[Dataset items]
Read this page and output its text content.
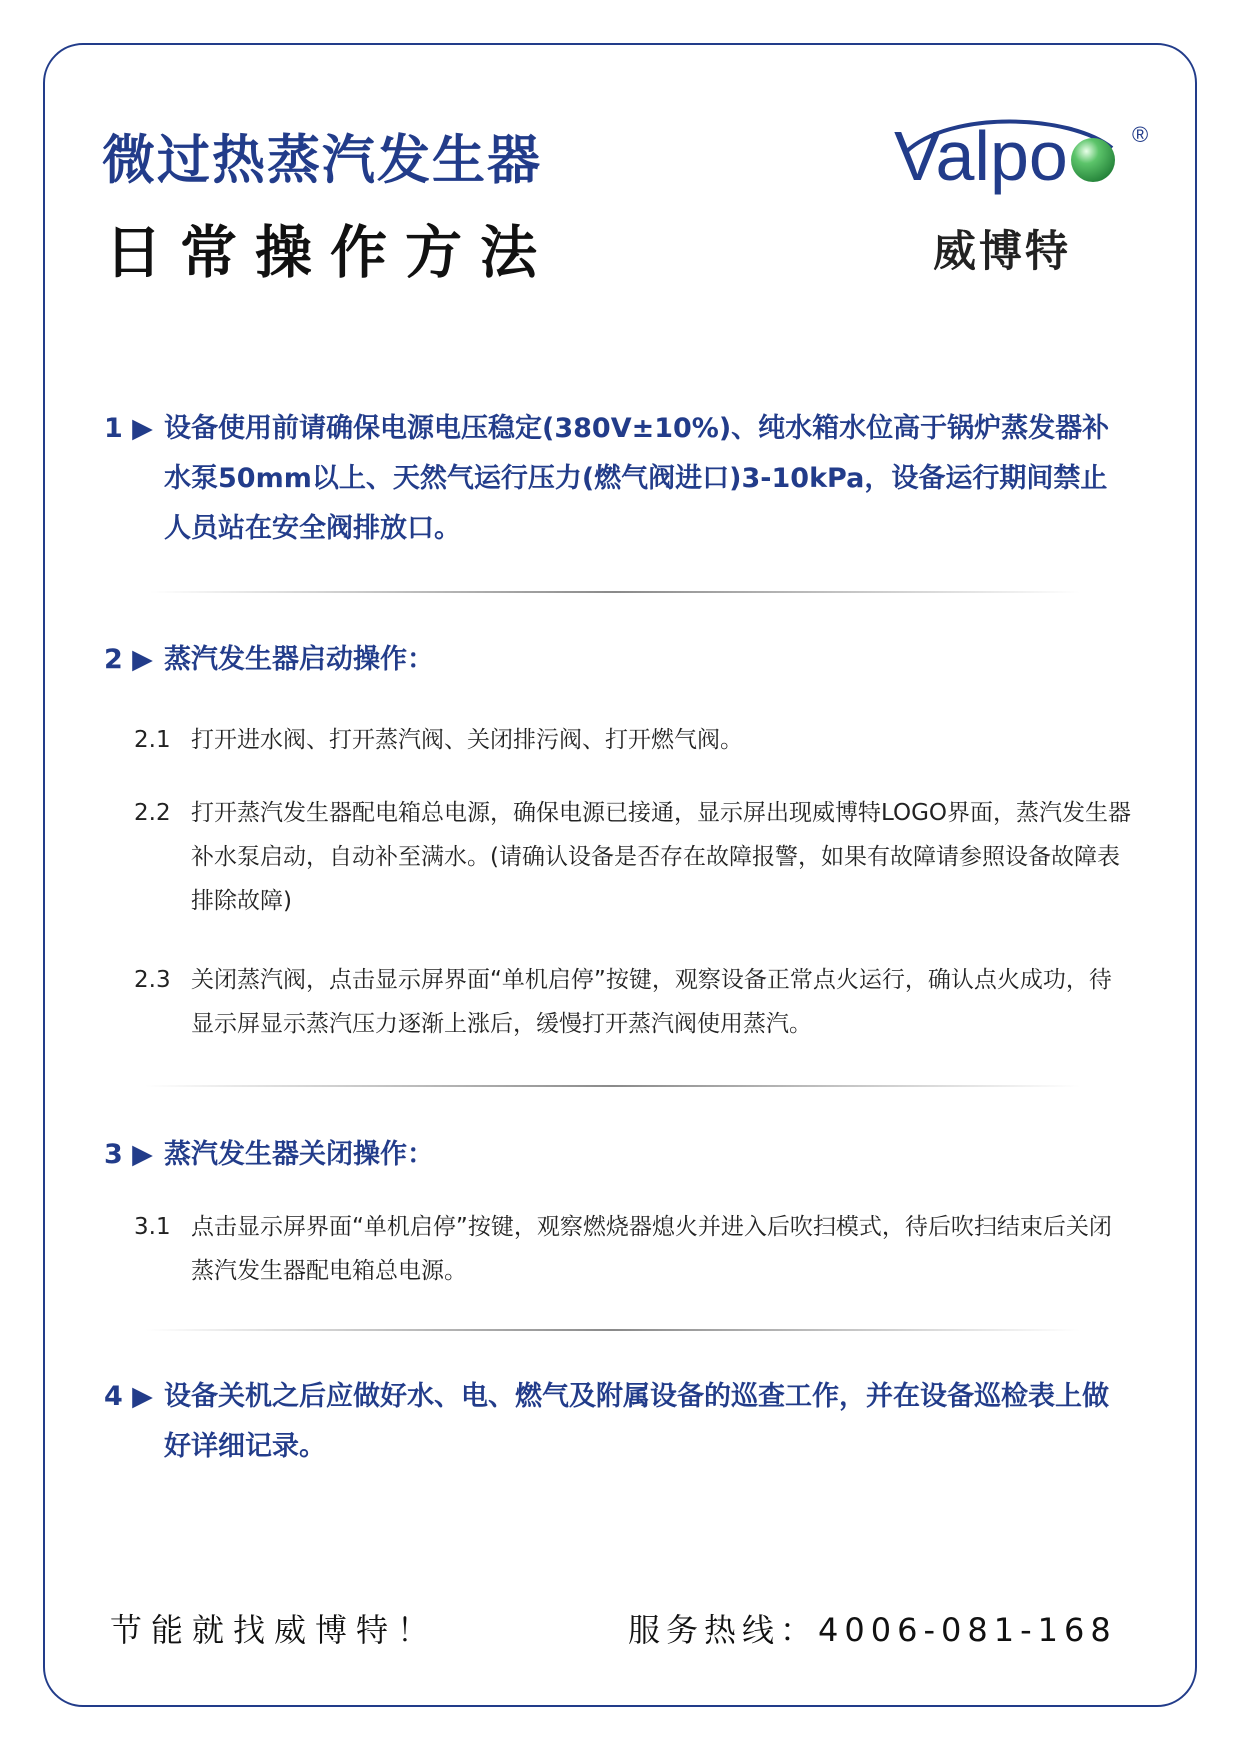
微过热蒸汽发生器
日常操作方法
Valpo	®
威博特
1 ▶ 设备使用前请确保电源电压稳定(380V±10%)、纯水箱水位高于锅炉蒸发器补水泵50mm以上、天然气运行压力(燃气阀进口)3-10kPa，设备运行期间禁止人员站在安全阀排放口。
2 ▶ 蒸汽发生器启动操作：
2.1 打开进水阀、打开蒸汽阀、关闭排污阀、打开燃气阀。
2.2 打开蒸汽发生器配电箱总电源，确保电源已接通，显示屏出现威博特LOGO界面，蒸汽发生器补水泵启动，自动补至满水。(请确认设备是否存在故障报警，如果有故障请参照设备故障表排除故障)
2.3 关闭蒸汽阀，点击显示屏界面“单机启停”按键，观察设备正常点火运行，确认点火成功，待显示屏显示蒸汽压力逐渐上涨后，缓慢打开蒸汽阀使用蒸汽。
3 ▶ 蒸汽发生器关闭操作：
3.1 点击显示屏界面“单机启停”按键，观察燃烧器熄火并进入后吹扫模式，待后吹扫结束后关闭蒸汽发生器配电箱总电源。
4 ▶ 设备关机之后应做好水、电、燃气及附属设备的巡查工作，并在设备巡检表上做好详细记录。
节能就找威博特！	服务热线：4006-081-168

* _Exercise directions_
Ignore the images and quote every line of the listing exactly.

* _The result_
Read this page and output its text content.
微过热蒸汽发生器
日常操作方法
Valpo	®
威博特
1 ▶ 设备使用前请确保电源电压稳定(380V±10%)、纯水箱水位高于锅炉蒸发器补水泵50mm以上、天然气运行压力(燃气阀进口)3-10kPa，设备运行期间禁止人员站在安全阀排放口。
2 ▶ 蒸汽发生器启动操作：
2.1 打开进水阀、打开蒸汽阀、关闭排污阀、打开燃气阀。
2.2 打开蒸汽发生器配电箱总电源，确保电源已接通，显示屏出现威博特LOGO界面，蒸汽发生器补水泵启动，自动补至满水。(请确认设备是否存在故障报警，如果有故障请参照设备故障表排除故障)
2.3 关闭蒸汽阀，点击显示屏界面“单机启停”按键，观察设备正常点火运行，确认点火成功，待显示屏显示蒸汽压力逐渐上涨后，缓慢打开蒸汽阀使用蒸汽。
3 ▶ 蒸汽发生器关闭操作：
3.1 点击显示屏界面“单机启停”按键，观察燃烧器熄火并进入后吹扫模式，待后吹扫结束后关闭蒸汽发生器配电箱总电源。
4 ▶ 设备关机之后应做好水、电、燃气及附属设备的巡查工作，并在设备巡检表上做好详细记录。
节能就找威博特！	服务热线：4006-081-168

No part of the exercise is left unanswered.